WHAT IS BEING ASKED
Reproduce the lines from the start of the records through the line containing "preserve-log-checkbox[interactable]: Preserve log", replacing "request-row" with "network-request" and leaving everything else unchanged. Return only those lines.
◆ ◆ ◆
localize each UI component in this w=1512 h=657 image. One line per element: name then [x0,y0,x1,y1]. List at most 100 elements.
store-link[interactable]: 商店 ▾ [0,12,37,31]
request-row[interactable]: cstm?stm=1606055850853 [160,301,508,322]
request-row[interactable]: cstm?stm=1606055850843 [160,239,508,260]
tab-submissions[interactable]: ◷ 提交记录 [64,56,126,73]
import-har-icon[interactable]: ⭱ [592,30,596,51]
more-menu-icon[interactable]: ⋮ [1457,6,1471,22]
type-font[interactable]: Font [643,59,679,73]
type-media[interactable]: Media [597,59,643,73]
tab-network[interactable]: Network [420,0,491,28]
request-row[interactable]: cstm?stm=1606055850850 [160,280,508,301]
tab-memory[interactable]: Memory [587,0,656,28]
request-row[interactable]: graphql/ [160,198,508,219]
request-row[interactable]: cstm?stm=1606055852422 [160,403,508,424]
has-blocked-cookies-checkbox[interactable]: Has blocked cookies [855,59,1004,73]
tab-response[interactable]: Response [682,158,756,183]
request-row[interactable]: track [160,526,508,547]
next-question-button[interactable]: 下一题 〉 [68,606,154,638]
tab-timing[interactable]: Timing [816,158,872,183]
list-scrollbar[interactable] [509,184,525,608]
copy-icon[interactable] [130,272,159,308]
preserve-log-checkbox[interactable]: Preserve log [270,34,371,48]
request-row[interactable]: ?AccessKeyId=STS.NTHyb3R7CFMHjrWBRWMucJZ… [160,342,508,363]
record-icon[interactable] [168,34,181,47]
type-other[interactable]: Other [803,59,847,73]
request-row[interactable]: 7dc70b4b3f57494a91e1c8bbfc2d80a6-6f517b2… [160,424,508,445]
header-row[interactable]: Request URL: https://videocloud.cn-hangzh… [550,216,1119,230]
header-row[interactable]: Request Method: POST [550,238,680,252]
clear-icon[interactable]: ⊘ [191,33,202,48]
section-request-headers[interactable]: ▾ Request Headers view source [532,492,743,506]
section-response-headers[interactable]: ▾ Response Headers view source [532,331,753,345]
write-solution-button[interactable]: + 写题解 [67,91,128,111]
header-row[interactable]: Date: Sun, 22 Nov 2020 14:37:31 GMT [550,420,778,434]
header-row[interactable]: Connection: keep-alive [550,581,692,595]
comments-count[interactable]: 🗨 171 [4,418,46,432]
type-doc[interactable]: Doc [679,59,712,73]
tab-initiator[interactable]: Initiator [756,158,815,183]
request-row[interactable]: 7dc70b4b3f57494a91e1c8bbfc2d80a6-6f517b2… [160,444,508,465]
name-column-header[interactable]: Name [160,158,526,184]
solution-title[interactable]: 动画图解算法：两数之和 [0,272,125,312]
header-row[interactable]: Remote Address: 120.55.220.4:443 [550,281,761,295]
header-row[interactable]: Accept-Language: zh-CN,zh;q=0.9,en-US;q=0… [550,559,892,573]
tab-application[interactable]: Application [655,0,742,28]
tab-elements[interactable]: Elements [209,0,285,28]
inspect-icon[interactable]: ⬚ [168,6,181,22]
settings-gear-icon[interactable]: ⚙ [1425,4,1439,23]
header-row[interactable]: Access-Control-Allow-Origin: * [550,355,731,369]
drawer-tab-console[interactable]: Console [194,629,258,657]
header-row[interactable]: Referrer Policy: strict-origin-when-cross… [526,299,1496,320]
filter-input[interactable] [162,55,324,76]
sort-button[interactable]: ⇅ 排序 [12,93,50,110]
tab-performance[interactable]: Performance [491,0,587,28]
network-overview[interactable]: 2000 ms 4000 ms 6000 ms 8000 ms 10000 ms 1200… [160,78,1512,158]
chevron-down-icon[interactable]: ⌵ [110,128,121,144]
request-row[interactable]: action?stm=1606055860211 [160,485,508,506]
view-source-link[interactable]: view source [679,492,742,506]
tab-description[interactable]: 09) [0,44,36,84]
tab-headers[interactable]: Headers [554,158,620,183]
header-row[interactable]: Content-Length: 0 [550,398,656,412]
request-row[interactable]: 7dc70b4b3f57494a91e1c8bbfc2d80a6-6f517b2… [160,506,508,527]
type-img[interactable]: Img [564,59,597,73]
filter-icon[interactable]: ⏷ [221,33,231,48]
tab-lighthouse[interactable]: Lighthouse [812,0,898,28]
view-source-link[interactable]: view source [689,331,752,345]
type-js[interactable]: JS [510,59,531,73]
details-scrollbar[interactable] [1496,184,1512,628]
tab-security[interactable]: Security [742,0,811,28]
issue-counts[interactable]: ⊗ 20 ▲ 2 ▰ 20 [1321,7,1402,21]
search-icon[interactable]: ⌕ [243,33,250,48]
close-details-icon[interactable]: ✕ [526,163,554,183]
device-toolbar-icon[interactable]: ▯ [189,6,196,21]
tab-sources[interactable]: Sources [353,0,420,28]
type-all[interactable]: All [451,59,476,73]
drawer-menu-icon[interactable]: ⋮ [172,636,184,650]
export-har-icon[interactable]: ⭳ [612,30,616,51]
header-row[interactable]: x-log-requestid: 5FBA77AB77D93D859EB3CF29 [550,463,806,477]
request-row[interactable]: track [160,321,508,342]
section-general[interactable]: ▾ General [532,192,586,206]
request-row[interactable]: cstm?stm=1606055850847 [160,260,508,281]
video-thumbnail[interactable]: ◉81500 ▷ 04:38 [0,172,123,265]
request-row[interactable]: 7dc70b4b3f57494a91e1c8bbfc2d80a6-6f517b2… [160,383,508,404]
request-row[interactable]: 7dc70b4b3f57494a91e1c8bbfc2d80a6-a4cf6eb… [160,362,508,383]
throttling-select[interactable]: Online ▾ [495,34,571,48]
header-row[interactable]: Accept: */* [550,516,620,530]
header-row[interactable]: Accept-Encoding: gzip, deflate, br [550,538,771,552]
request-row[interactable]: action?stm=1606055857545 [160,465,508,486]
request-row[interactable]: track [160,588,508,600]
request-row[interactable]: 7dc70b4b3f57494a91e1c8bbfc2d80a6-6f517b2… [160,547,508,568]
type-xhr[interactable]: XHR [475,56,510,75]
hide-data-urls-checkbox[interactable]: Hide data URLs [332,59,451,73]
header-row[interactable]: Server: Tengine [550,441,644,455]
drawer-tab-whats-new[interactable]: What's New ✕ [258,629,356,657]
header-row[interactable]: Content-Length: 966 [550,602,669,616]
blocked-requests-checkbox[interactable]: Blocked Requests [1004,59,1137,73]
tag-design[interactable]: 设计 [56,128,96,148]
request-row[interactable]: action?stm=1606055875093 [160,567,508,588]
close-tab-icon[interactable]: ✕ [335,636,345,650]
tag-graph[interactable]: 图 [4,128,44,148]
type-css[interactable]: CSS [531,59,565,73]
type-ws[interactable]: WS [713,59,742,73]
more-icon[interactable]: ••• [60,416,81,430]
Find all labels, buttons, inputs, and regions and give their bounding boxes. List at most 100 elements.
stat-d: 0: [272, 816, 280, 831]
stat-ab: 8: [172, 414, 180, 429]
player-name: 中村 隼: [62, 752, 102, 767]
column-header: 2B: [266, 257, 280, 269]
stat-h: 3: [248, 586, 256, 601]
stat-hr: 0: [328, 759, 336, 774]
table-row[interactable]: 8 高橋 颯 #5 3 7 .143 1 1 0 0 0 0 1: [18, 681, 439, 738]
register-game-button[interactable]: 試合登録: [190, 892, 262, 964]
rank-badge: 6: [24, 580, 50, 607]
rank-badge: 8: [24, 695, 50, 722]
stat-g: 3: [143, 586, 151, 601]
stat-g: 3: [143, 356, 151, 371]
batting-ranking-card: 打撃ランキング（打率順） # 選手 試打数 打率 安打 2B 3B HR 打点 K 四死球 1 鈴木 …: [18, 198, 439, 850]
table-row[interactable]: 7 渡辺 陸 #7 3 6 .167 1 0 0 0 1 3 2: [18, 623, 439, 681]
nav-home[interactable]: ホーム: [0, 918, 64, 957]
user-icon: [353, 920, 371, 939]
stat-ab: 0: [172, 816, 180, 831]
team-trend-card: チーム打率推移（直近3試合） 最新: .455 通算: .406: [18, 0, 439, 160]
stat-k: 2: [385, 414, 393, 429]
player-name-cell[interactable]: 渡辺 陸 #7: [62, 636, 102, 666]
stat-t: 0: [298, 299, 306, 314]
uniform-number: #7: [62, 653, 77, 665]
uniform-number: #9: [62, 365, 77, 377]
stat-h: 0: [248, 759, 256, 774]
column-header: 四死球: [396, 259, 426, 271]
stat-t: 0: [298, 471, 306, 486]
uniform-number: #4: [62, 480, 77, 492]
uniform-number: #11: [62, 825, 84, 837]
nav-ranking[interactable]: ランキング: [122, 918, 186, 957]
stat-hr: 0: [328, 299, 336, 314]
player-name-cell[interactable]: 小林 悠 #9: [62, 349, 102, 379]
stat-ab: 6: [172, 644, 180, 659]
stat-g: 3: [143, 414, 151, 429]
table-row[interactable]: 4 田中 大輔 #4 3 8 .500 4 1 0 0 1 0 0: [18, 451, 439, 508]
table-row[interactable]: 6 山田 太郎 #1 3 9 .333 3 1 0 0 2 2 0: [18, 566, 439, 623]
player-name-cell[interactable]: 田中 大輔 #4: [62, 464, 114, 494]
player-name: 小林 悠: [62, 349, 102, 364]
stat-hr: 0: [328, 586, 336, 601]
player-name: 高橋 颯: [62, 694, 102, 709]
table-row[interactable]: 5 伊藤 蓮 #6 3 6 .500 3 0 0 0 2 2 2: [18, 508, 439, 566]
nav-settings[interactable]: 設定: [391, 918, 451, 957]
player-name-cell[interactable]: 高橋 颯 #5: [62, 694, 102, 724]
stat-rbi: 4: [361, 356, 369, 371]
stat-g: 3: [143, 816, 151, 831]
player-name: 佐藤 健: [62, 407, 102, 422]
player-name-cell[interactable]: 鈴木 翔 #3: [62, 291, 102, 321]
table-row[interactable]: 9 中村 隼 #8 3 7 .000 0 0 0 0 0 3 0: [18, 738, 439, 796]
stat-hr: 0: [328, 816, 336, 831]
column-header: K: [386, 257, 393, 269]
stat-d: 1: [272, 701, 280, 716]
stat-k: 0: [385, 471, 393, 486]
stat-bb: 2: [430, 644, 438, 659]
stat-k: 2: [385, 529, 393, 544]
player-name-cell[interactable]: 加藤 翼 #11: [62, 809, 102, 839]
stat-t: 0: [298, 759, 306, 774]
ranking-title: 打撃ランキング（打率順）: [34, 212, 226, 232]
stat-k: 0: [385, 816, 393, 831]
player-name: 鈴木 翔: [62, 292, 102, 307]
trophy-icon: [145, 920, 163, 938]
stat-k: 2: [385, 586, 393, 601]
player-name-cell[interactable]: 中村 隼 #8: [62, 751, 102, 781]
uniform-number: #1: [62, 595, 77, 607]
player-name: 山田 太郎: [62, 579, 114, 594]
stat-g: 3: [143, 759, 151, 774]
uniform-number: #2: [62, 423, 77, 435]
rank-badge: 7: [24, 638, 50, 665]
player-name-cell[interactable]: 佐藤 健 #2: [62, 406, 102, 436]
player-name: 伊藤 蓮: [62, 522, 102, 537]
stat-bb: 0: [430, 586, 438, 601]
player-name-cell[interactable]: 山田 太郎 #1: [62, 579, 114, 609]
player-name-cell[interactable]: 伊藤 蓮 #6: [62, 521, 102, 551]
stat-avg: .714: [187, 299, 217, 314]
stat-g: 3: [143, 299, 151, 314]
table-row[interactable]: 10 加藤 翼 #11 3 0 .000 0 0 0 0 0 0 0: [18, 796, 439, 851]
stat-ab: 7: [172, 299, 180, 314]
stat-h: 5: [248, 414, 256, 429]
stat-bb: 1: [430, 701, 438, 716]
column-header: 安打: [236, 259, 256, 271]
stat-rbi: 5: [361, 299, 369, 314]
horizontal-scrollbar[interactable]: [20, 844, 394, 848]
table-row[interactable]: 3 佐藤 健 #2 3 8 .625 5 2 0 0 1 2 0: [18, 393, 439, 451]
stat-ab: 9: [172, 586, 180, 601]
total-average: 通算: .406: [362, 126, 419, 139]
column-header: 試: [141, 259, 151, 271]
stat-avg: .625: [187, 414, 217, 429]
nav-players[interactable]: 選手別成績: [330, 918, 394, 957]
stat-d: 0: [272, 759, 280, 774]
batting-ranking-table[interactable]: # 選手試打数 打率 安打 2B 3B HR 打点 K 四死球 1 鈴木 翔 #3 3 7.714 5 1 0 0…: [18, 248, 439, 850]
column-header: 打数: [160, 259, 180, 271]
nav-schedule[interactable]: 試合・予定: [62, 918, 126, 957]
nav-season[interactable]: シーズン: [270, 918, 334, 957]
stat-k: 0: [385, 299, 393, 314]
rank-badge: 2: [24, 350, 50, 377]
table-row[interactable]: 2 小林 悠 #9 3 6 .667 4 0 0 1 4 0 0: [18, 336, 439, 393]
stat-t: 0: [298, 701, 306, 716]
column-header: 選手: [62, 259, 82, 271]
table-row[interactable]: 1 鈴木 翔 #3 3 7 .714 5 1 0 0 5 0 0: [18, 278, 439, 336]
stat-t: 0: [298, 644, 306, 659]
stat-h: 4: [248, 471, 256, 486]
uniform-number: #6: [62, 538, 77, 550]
◆ ◆ ◆
CORRECT RESPONSE
localize each UI component in this w=1512 h=657 image. One line per element: name then [x0,y0,x1,y1]. List at most 100 elements.
store-link[interactable]: 商店 ▾ [0,12,37,31]
network-request[interactable]: cstm?stm=1606055850853 [160,301,508,322]
network-request[interactable]: cstm?stm=1606055850843 [160,239,508,260]
tab-submissions[interactable]: ◷ 提交记录 [64,56,126,73]
import-har-icon[interactable]: ⭱ [592,30,596,51]
more-menu-icon[interactable]: ⋮ [1457,6,1471,22]
type-font[interactable]: Font [643,59,679,73]
type-media[interactable]: Media [597,59,643,73]
tab-network[interactable]: Network [420,0,491,28]
network-request[interactable]: cstm?stm=1606055850850 [160,280,508,301]
tab-memory[interactable]: Memory [587,0,656,28]
network-request[interactable]: graphql/ [160,198,508,219]
network-request[interactable]: cstm?stm=1606055852422 [160,403,508,424]
has-blocked-cookies-checkbox[interactable]: Has blocked cookies [855,59,1004,73]
tab-response[interactable]: Response [682,158,756,183]
network-request[interactable]: track [160,526,508,547]
next-question-button[interactable]: 下一题 〉 [68,606,154,638]
tab-timing[interactable]: Timing [816,158,872,183]
list-scrollbar[interactable] [509,184,525,608]
copy-icon[interactable] [130,272,159,308]
preserve-log-checkbox[interactable]: Preserve log [270,34,371,48]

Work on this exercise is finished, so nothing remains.